_SET PROBLEM_
Identify every line in the records below that contains the word "specific", and reproduce each one.

_RECORDS SUPPLIED_
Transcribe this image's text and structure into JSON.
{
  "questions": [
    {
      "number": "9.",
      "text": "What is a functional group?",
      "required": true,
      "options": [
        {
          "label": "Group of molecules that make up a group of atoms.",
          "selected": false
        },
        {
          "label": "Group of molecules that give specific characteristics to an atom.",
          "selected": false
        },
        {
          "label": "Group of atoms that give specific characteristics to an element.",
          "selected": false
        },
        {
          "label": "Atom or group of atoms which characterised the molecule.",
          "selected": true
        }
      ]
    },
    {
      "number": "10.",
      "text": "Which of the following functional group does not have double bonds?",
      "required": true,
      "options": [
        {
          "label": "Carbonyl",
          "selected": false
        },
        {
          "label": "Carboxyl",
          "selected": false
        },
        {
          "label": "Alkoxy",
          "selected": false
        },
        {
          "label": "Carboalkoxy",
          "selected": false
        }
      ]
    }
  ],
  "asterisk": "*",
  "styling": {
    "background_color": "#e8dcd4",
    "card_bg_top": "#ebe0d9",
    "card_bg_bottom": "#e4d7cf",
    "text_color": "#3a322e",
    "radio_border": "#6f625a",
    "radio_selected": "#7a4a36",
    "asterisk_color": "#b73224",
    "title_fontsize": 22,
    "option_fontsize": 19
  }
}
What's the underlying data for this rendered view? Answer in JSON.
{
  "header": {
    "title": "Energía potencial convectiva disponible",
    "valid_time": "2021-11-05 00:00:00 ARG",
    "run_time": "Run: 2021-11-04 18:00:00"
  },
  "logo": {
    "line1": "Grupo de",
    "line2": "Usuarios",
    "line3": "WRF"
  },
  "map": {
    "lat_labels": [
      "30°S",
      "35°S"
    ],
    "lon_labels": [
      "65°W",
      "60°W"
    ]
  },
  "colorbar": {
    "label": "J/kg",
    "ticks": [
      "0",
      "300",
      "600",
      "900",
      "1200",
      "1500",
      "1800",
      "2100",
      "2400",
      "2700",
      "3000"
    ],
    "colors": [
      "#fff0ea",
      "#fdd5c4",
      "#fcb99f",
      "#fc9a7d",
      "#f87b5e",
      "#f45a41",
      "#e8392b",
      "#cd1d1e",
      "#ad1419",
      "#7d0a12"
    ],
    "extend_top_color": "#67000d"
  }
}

_ANSWER_
          "label": "Group of molecules that give specific characteristics to an atom.",
          "label": "Group of atoms that give specific characteristics to an element.",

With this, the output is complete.